# Exercise directions:
Pull out every line below that contains the word "annotation".

-- start of Records supplied --

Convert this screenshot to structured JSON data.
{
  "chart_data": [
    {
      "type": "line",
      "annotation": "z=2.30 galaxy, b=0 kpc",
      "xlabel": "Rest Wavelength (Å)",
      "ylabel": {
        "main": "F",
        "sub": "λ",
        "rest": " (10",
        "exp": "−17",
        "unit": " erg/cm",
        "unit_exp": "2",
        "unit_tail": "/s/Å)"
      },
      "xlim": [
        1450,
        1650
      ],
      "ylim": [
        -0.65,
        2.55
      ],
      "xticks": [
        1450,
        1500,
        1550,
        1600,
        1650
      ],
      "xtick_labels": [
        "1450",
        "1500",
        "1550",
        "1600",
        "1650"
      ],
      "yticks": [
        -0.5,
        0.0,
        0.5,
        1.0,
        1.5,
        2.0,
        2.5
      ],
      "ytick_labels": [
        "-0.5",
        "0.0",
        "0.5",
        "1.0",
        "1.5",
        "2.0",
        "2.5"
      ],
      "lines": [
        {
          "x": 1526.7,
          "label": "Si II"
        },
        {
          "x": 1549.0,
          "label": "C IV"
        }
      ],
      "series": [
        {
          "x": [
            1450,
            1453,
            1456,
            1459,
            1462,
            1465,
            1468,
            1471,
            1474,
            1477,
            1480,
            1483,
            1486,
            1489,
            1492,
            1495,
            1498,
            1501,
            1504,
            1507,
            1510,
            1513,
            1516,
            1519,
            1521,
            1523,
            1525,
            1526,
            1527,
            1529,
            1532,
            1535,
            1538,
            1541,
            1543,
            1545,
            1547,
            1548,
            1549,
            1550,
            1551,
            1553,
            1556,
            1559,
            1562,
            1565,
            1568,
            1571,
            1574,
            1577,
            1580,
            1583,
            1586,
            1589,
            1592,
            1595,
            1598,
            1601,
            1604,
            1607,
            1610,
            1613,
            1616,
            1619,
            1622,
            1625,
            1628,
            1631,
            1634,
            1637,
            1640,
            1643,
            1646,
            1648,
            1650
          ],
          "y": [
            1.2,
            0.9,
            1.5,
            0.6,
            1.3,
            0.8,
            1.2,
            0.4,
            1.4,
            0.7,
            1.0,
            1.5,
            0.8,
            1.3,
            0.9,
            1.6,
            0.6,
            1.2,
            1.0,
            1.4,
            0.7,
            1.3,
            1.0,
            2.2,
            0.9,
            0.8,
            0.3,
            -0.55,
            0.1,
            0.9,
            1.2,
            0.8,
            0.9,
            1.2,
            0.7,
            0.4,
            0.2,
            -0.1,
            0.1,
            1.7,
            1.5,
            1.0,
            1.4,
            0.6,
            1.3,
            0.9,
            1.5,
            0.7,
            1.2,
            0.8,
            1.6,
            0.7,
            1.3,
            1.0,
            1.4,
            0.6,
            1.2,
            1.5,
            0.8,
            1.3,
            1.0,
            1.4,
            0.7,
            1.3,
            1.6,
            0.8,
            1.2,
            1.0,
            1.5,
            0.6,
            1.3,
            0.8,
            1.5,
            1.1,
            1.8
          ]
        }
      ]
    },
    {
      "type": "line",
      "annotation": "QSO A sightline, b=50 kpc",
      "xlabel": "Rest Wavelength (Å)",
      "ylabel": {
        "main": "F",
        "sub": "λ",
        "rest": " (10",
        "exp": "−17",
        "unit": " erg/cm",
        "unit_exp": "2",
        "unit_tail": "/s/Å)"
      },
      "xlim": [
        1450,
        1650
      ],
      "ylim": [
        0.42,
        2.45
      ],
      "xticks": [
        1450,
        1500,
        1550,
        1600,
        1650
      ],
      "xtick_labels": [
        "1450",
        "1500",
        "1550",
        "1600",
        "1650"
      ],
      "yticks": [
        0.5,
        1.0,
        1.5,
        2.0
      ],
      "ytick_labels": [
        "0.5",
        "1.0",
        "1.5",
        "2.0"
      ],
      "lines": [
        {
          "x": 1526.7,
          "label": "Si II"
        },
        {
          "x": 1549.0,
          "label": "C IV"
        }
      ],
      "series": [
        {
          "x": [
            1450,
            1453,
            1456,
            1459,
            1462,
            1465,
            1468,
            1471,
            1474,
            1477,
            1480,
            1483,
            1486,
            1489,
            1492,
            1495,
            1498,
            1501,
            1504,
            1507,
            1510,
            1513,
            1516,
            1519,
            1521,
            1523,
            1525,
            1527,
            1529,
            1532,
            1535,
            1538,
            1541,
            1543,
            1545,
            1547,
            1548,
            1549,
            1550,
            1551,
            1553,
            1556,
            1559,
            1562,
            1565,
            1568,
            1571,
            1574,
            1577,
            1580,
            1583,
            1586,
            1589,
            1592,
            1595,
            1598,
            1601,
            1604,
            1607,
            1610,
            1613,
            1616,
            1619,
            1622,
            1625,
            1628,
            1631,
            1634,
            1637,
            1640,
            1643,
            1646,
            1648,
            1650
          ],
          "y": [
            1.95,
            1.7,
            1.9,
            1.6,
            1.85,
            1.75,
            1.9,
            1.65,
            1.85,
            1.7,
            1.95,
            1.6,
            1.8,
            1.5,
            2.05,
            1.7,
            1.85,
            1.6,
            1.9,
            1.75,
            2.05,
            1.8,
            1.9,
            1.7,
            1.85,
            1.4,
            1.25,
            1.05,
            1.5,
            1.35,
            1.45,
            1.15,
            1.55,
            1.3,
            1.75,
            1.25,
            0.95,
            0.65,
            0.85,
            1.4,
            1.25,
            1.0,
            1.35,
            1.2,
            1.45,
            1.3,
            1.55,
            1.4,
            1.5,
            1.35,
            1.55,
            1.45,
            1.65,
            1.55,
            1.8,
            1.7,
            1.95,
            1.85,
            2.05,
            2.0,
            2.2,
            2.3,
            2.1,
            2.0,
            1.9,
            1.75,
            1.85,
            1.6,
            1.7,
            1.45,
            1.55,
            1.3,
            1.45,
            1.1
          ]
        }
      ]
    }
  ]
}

-- end of Records supplied --

# Correct answer:
      "annotation": "z=2.30 galaxy, b=0 kpc",
      "annotation": "QSO A sightline, b=50 kpc",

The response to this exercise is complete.